Texto del ejercicio:
::::::::::

El Gobierno oficializó la eliminación de los aranceles extraordinarios que aplicaba a las importaciones provenientes de Colombia. La decisión entrará en vigencia desde el 1 de junio de 2026 y marca un nuevo capítulo en las relaciones comerciales entre ambos países tras varios meses de tensiones diplomáticas y económicas.
La medida fue formalizada mediante una resolución emitida por el Servicio Nacional de Aduana del Ecuador (Senae), que deja sin efecto los gravámenes que llegaron a alcanzar el 100% sobre determinados productos colombianos.
¿Por qué Ecuador había impuesto aranceles a Colombia?
La disputa comercial comenzó a inicios de 2026, cuando el presidente Daniel Noboa anunció la aplicación de una denominada “tasa de seguridad” a productos colombianos.
El Gobierno ecuatoriano argumentó en ese momento que las acciones implementadas por Colombia para combatir el narcotráfico y otras actividades ilícitas en la frontera común eran insuficientes.
Inicialmente, la medida arrancó con un arancel del 30%, porcentaje que posteriormente aumentó al 50% y finalmente alcanzó el 100% desde mayo.
La decisión provocó una respuesta inmediata de Colombia, que aplicó medidas similares sobre productos ecuatorianos y elevó progresivamente sus gravámenes a diferentes sectores.
Comercio, energía y petróleo también resultaron afectados
La disputa no se limitó únicamente a los aranceles.
Durante los últimos meses, Colombia restringió el ingreso de algunos productos ecuatorianos, entre ellos arroz y banano, además de suspender temporalmente la interconexión eléctrica con Ecuador.
Por su parte, Ecuador incrementó significativamente el costo por el transporte de petróleo de la empresa estatal colombiana Ecopetrol a través de infraestructura ubicada en territorio ecuatoriano.
Estas decisiones generaron preocupación entre exportadores, importadores y empresarios de ambos países, especialmente en las provincias fronterizas donde existe una fuerte dependencia del intercambio comercial.
La Comunidad Andina intervino en el conflicto
La Comunidad Andina (CAN) tuvo un papel determinante en la resolución de la controversia.
A inicios de mayo, el organismo regional solicitó a Ecuador y Colombia retirar las medidas arancelarias al considerar que vulneraban las normas de integración comercial establecidas dentro del Acuerdo de Cartagena.

::::::::::

Datos para examinar:

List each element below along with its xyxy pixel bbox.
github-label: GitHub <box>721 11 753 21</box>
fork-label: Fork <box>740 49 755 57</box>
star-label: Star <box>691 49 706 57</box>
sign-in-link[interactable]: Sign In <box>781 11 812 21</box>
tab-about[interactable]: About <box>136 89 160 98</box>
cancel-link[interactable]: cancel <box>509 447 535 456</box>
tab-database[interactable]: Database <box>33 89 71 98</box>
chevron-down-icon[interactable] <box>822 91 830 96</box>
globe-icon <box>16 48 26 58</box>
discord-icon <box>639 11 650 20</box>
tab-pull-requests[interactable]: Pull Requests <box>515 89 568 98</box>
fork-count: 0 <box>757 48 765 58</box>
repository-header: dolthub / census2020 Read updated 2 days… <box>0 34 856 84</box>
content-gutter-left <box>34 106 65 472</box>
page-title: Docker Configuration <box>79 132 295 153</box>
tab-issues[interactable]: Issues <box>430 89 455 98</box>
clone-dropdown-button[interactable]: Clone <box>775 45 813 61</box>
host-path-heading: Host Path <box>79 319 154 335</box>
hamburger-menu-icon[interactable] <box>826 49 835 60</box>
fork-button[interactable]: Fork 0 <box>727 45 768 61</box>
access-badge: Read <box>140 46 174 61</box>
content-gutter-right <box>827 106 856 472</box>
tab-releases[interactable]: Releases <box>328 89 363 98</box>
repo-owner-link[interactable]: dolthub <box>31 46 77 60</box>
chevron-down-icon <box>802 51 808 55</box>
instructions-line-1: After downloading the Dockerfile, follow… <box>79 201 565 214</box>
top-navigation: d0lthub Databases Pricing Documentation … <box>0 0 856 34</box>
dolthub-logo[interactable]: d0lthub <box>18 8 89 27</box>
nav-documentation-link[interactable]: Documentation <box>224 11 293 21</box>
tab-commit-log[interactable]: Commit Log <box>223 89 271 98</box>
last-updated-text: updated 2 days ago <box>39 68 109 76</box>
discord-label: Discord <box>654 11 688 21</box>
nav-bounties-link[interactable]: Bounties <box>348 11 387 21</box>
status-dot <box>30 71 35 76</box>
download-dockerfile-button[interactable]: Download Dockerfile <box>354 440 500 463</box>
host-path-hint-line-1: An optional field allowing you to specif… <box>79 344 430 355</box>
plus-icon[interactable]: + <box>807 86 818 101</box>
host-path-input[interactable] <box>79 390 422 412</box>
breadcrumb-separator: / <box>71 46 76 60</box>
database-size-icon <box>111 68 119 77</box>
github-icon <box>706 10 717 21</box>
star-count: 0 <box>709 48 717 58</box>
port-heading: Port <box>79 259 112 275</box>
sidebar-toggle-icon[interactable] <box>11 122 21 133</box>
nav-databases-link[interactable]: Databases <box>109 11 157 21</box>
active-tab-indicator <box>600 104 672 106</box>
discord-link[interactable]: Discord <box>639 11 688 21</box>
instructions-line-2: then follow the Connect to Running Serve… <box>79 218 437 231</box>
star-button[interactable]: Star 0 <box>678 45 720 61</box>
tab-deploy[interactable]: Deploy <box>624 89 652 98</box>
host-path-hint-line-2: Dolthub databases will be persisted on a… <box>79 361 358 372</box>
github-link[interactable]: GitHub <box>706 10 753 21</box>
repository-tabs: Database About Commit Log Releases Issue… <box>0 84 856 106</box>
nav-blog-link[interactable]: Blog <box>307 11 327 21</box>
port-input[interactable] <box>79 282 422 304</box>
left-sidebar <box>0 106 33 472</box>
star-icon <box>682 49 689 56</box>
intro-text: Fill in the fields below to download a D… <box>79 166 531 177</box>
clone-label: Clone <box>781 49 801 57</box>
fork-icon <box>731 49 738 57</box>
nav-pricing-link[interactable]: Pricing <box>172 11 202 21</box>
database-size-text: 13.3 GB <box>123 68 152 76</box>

::::::::::

Qué hacer:
1: Traduce al inglés esta oración del texto sobre los aranceles entre Ecuador y Colombia: «La Comunidad Andina (CAN) tuvo un papel determinante en la resolución de la controversia.»
2: Ofrece una continuación del texto sobre los aranceles entre Ecuador y Colombia que empiece después de su última oración.

Tus respuestas:
1: The Andean Community (CAN) played a decisive role in resolving the dispute.

2:
Aunque inicialmente Ecuador cuestionó la decisión y solicitó una revisión del proceso, finalmente se concretó el retiro de los gravámenes.
Desde Colombia, la Cancillería sostuvo que la eliminación de los aranceles responde al cumplimiento de las resoluciones emitidas por la CAN y no a acuerdos políticos bilaterales.
¿Qué significa la eliminación de los aranceles?
La eliminación de los gravámenes permitirá que los productos colombianos ingresen nuevamente al mercado ecuatoriano bajo las condiciones comerciales vigentes antes del conflicto.
Expertos consideran que la medida podría contribuir a reducir costos para importadores, mejorar el abastecimiento de ciertos productos y aliviar las tensiones económicas generadas durante los últimos meses.
Además, se espera que facilite una normalización progresiva de las relaciones comerciales entre Ecuador y Colombia, dos de los principales socios dentro de la Comunidad Andina.
Un paso hacia la normalización de las relaciones
La decisión llega en medio de un escenario marcado por desacuerdos diplomáticos, medidas económicas recíprocas y cuestionamientos entre los gobiernos de Daniel Noboa y Gustavo Petro.
Aunque persisten diferencias en varios temas de la agenda bilateral, la eliminación de los aranceles representa uno de los movimientos más importantes para restablecer la confianza comercial y fortalecer el intercambio entre ambos países.
El reto ahora será reconstruir los canales de diálogo y recuperar la estabilidad en una relación estratégica para miles de empresas y ciudadanos que dependen del comercio fronterizo.